Directions :: Scan the data below and report how many lines include the word "name". Nothing else is wanted.

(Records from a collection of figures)
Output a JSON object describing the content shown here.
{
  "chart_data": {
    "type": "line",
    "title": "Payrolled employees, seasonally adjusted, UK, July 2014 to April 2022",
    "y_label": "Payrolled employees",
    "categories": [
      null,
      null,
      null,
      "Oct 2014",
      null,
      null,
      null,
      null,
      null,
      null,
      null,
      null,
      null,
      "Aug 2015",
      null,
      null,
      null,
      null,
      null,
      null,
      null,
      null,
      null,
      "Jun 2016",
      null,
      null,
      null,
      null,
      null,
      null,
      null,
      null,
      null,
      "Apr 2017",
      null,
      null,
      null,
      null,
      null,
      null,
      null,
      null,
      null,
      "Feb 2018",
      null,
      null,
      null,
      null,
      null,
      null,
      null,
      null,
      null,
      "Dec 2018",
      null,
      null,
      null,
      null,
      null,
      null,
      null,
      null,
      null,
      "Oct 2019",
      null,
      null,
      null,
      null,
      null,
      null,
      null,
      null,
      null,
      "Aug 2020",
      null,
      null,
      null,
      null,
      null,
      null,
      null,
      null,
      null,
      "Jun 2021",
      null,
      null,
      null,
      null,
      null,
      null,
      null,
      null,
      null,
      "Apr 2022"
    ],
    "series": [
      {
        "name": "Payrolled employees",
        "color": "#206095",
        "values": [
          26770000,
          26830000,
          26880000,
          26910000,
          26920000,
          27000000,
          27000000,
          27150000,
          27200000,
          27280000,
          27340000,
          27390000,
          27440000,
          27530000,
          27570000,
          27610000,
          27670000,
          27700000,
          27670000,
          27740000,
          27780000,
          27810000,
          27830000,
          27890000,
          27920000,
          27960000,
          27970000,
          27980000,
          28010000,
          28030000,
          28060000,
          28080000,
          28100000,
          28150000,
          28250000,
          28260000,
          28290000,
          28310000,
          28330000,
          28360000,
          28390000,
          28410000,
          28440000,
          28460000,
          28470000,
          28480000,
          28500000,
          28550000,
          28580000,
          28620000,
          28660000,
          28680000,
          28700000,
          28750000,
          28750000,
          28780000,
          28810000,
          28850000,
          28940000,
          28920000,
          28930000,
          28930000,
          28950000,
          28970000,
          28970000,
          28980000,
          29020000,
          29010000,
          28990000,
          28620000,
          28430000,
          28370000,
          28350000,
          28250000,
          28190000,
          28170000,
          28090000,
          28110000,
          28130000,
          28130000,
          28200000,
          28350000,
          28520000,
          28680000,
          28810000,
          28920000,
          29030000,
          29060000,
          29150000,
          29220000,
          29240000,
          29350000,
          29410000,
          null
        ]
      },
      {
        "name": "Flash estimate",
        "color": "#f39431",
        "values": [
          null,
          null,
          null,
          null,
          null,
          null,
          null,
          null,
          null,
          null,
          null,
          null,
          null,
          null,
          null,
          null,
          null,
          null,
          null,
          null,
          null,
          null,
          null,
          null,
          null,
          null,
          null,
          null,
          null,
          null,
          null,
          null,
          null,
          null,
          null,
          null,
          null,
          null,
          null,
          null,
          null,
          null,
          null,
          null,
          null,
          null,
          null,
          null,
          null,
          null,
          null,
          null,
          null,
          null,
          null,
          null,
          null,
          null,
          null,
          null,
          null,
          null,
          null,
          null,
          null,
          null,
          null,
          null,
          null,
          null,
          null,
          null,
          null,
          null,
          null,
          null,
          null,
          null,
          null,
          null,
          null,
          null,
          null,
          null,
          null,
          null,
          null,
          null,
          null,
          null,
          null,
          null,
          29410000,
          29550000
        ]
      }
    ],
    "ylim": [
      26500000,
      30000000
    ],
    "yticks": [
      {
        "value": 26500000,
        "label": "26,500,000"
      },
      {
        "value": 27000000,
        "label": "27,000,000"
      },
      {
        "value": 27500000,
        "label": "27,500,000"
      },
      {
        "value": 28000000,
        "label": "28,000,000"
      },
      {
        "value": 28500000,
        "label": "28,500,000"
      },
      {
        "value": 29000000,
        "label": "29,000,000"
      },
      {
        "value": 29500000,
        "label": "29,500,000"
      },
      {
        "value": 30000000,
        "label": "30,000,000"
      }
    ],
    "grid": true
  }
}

Final result :: 2